▸ SUPPLIED MATERIAL:
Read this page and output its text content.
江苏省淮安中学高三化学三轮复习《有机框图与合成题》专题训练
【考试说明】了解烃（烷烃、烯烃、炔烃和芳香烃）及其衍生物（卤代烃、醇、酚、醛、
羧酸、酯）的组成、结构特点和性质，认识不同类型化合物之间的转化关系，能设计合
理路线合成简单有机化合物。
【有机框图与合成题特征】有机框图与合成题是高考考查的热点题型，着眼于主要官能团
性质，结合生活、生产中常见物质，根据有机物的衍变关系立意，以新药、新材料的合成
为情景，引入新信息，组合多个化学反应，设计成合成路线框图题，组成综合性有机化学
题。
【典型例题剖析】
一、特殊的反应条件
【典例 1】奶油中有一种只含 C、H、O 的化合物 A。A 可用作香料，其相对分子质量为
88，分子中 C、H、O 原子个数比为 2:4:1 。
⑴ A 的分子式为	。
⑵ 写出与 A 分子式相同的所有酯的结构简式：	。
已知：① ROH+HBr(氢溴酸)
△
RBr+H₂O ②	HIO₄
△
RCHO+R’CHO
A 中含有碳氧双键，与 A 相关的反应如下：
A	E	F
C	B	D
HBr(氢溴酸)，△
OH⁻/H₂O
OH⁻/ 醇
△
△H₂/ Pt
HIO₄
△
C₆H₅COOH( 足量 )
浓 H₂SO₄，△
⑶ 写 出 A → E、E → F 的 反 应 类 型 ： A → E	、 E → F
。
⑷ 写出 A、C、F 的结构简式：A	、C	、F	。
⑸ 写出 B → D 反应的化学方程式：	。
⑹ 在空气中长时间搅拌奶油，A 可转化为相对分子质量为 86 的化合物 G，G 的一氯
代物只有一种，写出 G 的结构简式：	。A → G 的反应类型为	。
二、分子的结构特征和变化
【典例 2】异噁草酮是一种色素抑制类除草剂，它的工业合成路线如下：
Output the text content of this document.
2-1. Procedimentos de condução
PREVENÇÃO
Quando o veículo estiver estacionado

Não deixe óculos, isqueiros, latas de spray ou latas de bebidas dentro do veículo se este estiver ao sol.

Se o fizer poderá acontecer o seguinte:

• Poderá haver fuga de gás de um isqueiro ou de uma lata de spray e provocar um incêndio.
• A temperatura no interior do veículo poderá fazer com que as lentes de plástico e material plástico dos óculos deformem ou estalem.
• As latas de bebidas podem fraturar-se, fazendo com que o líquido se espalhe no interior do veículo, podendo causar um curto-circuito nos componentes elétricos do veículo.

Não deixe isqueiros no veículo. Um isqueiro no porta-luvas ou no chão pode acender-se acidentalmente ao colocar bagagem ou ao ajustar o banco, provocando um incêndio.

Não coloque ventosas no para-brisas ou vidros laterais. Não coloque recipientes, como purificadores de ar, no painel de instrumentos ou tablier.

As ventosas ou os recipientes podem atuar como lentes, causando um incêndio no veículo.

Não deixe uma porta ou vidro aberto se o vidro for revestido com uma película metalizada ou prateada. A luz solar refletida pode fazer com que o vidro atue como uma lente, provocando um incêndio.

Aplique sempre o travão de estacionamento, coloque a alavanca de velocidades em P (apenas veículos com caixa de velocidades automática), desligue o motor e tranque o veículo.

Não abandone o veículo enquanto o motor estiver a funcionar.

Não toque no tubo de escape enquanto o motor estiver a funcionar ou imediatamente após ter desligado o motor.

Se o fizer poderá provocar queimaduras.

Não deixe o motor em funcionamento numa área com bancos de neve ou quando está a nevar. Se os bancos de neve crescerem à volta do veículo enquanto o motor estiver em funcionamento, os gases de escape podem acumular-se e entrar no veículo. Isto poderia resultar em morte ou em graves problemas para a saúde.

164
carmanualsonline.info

▸ GIVEN INSTRUCTION: Write every entry out again exactly.

▸ SOLVED PROBLEM:
Read this page and output its text content.
江苏省淮安中学高三化学三轮复习《有机框图与合成题》专题训练
【考试说明】了解烃（烷烃、烯烃、炔烃和芳香烃）及其衍生物（卤代烃、醇、酚、醛、
羧酸、酯）的组成、结构特点和性质，认识不同类型化合物之间的转化关系，能设计合
理路线合成简单有机化合物。
【有机框图与合成题特征】有机框图与合成题是高考考查的热点题型，着眼于主要官能团
性质，结合生活、生产中常见物质，根据有机物的衍变关系立意，以新药、新材料的合成
为情景，引入新信息，组合多个化学反应，设计成合成路线框图题，组成综合性有机化学
题。
【典型例题剖析】
一、特殊的反应条件
【典例 1】奶油中有一种只含 C、H、O 的化合物 A。A 可用作香料，其相对分子质量为
88，分子中 C、H、O 原子个数比为 2:4:1 。
⑴ A 的分子式为	。
⑵ 写出与 A 分子式相同的所有酯的结构简式：	。
已知：① ROH+HBr(氢溴酸)
△
RBr+H₂O ②	HIO₄
△
RCHO+R’CHO
A 中含有碳氧双键，与 A 相关的反应如下：
A	E	F
C	B	D
HBr(氢溴酸)，△
OH⁻/H₂O
OH⁻/ 醇
△
△H₂/ Pt
HIO₄
△
C₆H₅COOH( 足量 )
浓 H₂SO₄，△
⑶ 写 出 A → E、E → F 的 反 应 类 型 ： A → E	、 E → F
。
⑷ 写出 A、C、F 的结构简式：A	、C	、F	。
⑸ 写出 B → D 反应的化学方程式：	。
⑹ 在空气中长时间搅拌奶油，A 可转化为相对分子质量为 86 的化合物 G，G 的一氯
代物只有一种，写出 G 的结构简式：	。A → G 的反应类型为	。
二、分子的结构特征和变化
【典例 2】异噁草酮是一种色素抑制类除草剂，它的工业合成路线如下：
Output the text content of this document.
2-1. Procedimentos de condução
PREVENÇÃO
Quando o veículo estiver estacionado

Não deixe óculos, isqueiros, latas de spray ou latas de bebidas dentro do veículo se este estiver ao sol.

Se o fizer poderá acontecer o seguinte:

• Poderá haver fuga de gás de um isqueiro ou de uma lata de spray e provocar um incêndio.
• A temperatura no interior do veículo poderá fazer com que as lentes de plástico e material plástico dos óculos deformem ou estalem.
• As latas de bebidas podem fraturar-se, fazendo com que o líquido se espalhe no interior do veículo, podendo causar um curto-circuito nos componentes elétricos do veículo.

Não deixe isqueiros no veículo. Um isqueiro no porta-luvas ou no chão pode acender-se acidentalmente ao colocar bagagem ou ao ajustar o banco, provocando um incêndio.

Não coloque ventosas no para-brisas ou vidros laterais. Não coloque recipientes, como purificadores de ar, no painel de instrumentos ou tablier.

As ventosas ou os recipientes podem atuar como lentes, causando um incêndio no veículo.

Não deixe uma porta ou vidro aberto se o vidro for revestido com uma película metalizada ou prateada. A luz solar refletida pode fazer com que o vidro atue como uma lente, provocando um incêndio.

Aplique sempre o travão de estacionamento, coloque a alavanca de velocidades em P (apenas veículos com caixa de velocidades automática), desligue o motor e tranque o veículo.

Não abandone o veículo enquanto o motor estiver a funcionar.

Não toque no tubo de escape enquanto o motor estiver a funcionar ou imediatamente após ter desligado o motor.

Se o fizer poderá provocar queimaduras.

Não deixe o motor em funcionamento numa área com bancos de neve ou quando está a nevar. Se os bancos de neve crescerem à volta do veículo enquanto o motor estiver em funcionamento, os gases de escape podem acumular-se e entrar no veículo. Isto poderia resultar em morte ou em graves problemas para a saúde.

164
carmanualsonline.info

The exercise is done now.